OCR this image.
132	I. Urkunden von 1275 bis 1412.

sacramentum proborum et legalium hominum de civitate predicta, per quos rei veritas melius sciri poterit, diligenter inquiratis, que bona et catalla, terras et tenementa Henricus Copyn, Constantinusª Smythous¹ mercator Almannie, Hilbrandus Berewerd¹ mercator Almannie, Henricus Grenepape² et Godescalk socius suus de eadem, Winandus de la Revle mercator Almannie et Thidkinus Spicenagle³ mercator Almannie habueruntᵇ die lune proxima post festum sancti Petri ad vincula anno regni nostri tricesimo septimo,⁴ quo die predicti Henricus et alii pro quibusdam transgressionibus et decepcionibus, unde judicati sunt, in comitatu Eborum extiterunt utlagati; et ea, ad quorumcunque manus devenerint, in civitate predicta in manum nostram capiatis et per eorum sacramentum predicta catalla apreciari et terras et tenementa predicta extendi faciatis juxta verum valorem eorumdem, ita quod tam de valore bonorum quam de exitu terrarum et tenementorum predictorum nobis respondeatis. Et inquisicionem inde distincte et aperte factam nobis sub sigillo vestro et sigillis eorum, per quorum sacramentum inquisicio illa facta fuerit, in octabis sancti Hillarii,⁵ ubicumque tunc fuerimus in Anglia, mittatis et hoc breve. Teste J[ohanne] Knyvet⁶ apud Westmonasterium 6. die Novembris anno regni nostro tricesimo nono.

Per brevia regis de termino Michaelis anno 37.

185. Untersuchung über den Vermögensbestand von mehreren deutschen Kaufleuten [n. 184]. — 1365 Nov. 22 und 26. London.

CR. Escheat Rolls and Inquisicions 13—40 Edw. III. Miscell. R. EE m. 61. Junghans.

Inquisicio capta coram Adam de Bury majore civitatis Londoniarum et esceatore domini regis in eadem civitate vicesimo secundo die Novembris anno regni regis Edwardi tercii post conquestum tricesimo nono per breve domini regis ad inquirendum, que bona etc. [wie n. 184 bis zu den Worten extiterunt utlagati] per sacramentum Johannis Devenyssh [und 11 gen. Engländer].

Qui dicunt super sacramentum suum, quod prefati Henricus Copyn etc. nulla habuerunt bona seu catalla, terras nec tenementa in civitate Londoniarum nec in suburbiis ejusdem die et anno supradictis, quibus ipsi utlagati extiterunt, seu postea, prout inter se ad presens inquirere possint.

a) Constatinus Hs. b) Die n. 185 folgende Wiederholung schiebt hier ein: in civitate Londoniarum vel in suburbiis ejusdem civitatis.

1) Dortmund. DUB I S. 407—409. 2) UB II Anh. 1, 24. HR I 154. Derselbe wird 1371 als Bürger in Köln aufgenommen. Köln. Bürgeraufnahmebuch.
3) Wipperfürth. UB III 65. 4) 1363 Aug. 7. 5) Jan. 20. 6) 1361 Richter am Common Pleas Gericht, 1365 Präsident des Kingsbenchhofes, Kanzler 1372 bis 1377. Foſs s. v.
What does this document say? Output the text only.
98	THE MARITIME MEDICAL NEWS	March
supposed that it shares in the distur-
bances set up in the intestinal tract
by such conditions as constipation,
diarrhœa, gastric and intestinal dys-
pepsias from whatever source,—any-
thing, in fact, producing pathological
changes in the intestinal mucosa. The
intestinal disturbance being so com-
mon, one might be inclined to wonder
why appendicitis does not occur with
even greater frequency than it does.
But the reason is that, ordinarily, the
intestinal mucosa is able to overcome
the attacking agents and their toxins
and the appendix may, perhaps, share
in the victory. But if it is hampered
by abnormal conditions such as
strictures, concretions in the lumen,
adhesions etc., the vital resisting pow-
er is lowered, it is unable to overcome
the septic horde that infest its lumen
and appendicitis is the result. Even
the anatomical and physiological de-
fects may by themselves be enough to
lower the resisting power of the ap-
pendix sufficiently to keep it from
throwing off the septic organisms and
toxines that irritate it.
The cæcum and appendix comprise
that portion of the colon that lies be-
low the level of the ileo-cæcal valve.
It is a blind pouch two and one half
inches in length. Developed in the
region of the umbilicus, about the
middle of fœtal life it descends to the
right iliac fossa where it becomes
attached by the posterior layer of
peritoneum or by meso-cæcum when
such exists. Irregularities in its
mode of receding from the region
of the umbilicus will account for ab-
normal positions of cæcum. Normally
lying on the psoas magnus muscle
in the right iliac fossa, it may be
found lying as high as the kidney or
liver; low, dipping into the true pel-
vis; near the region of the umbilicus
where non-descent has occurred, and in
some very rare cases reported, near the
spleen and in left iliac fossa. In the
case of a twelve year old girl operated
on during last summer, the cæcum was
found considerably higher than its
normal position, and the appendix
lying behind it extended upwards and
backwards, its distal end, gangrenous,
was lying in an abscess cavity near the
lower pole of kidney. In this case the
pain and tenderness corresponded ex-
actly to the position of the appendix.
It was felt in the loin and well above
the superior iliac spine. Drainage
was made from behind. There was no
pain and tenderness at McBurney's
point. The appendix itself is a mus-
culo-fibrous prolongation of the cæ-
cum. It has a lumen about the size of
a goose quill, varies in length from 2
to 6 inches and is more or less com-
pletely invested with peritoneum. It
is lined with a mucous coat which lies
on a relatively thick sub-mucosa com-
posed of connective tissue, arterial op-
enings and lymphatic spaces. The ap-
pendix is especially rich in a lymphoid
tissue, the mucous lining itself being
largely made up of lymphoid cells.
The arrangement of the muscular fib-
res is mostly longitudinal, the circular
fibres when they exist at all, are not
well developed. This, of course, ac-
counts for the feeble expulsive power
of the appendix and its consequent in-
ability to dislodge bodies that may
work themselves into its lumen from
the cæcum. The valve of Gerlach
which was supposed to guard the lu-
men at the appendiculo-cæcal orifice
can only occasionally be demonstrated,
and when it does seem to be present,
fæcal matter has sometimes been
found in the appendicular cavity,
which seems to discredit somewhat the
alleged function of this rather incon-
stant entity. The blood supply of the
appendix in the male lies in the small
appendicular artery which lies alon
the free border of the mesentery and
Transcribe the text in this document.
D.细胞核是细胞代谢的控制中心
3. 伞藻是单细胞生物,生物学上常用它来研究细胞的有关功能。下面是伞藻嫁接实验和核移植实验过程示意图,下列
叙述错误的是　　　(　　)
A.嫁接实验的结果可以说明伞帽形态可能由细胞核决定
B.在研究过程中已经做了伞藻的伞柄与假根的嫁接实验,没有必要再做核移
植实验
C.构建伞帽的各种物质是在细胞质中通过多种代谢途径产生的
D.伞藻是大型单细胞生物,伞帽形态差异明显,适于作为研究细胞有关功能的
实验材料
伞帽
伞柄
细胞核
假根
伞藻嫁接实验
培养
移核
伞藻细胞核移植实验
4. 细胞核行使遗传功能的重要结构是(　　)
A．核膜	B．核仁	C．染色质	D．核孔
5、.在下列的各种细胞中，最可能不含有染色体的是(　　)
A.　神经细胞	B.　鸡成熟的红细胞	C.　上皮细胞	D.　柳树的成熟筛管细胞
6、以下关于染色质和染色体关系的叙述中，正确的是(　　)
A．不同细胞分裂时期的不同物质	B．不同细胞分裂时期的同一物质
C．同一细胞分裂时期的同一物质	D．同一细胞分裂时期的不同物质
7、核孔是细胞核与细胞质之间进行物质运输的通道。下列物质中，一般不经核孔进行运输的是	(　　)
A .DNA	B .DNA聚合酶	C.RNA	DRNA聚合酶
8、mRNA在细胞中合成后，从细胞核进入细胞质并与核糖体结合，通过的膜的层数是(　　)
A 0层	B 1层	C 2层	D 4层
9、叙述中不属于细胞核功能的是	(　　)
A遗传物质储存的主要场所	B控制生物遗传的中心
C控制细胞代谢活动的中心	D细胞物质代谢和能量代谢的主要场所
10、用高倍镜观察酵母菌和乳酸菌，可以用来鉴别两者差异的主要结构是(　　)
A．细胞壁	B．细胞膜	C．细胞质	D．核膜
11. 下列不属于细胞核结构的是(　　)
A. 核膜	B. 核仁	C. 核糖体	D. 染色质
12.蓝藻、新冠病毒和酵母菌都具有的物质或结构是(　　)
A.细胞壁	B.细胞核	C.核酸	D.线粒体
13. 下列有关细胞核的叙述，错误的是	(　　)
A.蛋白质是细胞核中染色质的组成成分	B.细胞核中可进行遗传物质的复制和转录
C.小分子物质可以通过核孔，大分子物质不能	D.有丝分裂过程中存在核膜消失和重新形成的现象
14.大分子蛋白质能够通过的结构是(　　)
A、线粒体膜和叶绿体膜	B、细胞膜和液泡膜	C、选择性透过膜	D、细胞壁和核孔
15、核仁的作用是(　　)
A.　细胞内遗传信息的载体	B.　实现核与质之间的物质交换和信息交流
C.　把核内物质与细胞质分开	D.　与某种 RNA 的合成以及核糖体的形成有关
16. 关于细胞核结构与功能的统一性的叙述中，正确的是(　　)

**ACTIVITY**
Show, from the material above, each line that includes the string "peritoneum".

**ANSWER BELOW**
peritoneum or by meso-cæcum when
pletely invested with peritoneum. It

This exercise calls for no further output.